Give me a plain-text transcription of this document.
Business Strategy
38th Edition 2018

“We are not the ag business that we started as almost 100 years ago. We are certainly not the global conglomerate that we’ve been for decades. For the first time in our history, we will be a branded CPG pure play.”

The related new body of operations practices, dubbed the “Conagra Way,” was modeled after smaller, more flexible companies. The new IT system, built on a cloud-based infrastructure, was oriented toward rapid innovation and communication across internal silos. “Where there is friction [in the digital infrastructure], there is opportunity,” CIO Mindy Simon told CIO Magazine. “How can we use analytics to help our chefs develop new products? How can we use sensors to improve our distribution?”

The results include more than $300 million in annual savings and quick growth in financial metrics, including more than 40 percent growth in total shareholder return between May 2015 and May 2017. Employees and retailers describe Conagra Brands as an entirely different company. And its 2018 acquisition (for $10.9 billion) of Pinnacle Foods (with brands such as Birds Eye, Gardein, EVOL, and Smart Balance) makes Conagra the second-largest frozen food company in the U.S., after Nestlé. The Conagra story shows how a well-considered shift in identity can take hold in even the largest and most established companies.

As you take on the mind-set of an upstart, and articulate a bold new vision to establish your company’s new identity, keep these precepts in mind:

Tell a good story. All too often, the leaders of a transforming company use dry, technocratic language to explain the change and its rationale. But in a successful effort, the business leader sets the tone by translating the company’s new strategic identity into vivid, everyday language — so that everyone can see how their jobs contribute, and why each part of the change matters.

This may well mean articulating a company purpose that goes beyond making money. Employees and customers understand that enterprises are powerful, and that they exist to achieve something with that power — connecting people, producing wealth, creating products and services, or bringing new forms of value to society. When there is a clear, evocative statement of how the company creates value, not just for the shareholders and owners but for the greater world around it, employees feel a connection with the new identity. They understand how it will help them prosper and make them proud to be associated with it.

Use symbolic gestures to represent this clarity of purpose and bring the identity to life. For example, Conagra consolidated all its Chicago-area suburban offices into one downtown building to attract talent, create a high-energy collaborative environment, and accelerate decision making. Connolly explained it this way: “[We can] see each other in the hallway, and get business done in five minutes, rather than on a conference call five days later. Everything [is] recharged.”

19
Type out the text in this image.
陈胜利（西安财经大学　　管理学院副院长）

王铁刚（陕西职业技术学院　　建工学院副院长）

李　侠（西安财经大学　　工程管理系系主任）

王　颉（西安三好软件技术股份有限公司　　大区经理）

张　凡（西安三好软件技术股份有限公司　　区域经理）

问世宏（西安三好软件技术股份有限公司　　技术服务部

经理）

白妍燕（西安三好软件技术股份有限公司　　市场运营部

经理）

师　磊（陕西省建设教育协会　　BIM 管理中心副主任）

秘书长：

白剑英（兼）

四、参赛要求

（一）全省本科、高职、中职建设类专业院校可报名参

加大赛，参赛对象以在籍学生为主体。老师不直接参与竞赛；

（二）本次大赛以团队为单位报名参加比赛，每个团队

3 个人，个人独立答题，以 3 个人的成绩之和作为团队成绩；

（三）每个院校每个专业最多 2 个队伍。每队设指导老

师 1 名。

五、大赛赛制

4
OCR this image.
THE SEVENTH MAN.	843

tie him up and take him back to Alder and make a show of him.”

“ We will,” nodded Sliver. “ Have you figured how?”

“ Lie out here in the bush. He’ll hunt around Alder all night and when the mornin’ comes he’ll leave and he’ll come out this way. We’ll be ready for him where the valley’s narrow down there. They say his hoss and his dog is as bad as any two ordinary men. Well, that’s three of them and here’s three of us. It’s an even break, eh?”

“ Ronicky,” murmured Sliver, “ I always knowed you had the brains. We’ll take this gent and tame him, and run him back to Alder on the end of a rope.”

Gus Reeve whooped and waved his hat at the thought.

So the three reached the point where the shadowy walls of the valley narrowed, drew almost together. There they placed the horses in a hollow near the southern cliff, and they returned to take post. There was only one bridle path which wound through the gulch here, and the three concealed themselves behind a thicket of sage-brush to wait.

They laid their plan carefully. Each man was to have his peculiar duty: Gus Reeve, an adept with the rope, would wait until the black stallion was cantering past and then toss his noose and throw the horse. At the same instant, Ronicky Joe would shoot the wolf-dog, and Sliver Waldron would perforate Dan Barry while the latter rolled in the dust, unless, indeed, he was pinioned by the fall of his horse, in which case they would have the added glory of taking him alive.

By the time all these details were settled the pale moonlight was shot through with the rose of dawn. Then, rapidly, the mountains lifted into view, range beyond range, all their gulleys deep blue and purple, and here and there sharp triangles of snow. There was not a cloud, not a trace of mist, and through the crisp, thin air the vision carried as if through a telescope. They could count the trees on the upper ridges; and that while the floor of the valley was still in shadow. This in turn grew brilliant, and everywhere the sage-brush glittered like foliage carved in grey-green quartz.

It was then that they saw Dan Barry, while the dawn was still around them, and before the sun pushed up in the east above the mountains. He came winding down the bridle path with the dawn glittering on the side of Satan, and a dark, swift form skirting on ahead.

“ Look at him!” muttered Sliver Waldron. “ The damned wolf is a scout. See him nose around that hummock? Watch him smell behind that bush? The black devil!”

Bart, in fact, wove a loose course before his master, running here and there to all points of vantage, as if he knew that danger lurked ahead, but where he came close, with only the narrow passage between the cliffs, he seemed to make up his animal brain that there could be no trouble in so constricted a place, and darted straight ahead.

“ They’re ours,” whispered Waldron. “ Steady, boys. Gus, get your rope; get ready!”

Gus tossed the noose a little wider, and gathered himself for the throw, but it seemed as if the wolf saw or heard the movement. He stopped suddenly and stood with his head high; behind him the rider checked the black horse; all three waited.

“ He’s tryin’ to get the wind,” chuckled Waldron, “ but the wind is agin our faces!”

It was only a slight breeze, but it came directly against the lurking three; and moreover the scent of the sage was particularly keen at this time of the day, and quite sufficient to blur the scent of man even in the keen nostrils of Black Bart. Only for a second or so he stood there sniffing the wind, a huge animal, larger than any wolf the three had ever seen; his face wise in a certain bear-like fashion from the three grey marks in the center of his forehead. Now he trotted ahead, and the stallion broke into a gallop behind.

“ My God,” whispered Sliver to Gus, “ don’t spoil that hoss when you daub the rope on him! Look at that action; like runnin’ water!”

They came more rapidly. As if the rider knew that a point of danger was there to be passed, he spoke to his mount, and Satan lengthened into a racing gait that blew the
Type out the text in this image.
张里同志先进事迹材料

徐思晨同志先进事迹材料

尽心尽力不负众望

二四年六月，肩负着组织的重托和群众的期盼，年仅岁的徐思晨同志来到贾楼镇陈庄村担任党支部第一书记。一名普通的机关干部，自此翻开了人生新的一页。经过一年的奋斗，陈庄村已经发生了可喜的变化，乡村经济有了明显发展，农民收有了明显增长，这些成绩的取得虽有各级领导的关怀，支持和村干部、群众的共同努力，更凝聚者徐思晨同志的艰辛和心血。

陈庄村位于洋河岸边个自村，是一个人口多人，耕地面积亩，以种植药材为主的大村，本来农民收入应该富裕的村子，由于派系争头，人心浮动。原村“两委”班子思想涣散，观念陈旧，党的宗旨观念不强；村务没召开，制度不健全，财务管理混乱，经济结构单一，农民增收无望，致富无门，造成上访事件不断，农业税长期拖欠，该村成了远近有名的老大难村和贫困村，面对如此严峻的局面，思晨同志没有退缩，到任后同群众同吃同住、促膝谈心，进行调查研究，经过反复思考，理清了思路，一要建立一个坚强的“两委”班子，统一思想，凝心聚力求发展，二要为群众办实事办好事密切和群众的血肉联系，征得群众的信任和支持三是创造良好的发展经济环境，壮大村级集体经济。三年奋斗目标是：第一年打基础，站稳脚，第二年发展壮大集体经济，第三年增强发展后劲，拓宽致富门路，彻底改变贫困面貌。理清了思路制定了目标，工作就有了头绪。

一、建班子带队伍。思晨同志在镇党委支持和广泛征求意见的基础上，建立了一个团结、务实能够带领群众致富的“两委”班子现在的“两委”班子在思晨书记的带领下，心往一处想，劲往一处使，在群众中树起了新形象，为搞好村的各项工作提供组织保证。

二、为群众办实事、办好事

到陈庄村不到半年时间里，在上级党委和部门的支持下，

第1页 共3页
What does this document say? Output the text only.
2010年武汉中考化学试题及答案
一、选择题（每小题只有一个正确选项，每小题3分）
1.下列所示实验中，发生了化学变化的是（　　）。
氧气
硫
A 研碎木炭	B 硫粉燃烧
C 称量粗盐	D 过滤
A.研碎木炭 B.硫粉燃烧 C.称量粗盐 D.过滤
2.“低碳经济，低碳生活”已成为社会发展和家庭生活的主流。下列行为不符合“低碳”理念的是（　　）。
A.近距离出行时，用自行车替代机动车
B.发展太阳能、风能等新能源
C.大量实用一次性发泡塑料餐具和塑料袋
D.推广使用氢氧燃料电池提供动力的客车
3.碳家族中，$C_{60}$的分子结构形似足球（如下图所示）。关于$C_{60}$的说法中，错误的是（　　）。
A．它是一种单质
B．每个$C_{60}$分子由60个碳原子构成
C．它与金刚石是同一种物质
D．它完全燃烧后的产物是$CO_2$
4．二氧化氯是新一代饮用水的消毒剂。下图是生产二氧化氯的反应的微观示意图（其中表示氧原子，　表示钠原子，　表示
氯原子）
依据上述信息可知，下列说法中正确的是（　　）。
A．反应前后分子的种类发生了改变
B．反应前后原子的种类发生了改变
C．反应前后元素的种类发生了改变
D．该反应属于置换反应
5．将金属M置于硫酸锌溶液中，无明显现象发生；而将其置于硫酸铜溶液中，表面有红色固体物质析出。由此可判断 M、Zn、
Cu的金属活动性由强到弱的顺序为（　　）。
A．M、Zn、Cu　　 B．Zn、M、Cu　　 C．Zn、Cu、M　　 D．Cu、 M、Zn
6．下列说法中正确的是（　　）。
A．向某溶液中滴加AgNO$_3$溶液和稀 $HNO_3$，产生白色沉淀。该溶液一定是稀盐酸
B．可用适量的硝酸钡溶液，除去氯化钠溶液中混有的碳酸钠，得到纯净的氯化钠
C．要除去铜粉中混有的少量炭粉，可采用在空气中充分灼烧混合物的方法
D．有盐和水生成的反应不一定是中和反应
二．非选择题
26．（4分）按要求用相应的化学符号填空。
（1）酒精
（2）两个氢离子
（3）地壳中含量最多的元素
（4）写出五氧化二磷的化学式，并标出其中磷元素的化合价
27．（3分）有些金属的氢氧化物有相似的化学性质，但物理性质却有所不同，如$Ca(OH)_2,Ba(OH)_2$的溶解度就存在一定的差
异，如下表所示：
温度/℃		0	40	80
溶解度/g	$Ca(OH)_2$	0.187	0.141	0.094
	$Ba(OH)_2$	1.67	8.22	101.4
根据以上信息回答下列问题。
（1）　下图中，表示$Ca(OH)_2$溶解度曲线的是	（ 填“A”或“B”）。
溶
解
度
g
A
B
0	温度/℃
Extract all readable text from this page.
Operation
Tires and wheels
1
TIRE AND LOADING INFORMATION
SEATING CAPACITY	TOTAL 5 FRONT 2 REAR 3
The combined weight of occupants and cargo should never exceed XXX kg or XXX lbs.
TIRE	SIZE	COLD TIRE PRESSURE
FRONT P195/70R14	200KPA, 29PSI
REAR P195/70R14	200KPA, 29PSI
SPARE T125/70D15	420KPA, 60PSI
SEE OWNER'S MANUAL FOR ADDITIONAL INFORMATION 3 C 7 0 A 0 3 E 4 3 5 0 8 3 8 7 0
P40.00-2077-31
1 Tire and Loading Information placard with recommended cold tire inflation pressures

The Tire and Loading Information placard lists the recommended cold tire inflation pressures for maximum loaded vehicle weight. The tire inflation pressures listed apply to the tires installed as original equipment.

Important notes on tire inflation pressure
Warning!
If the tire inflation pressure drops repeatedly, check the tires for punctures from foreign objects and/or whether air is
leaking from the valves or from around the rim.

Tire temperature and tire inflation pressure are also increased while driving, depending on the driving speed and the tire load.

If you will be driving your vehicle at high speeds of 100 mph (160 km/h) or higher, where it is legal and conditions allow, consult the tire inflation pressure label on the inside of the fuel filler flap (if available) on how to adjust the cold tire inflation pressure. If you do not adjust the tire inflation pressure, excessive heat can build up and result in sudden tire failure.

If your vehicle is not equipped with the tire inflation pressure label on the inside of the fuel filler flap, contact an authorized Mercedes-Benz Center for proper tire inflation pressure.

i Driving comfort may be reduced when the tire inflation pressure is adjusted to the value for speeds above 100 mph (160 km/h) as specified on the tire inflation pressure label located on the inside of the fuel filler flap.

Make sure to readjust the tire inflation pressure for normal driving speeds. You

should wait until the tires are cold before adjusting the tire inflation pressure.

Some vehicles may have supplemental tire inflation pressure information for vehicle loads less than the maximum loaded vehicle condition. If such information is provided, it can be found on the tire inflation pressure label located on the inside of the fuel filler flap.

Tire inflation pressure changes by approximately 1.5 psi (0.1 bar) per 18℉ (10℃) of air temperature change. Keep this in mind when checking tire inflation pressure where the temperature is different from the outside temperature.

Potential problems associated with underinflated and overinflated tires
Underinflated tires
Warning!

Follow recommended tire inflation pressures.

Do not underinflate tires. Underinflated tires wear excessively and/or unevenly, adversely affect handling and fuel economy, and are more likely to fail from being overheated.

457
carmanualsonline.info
──────────
Your goal => Going through the entries above, tally each line that has the word "whispered". Answer with the number only.

Problem solution => 2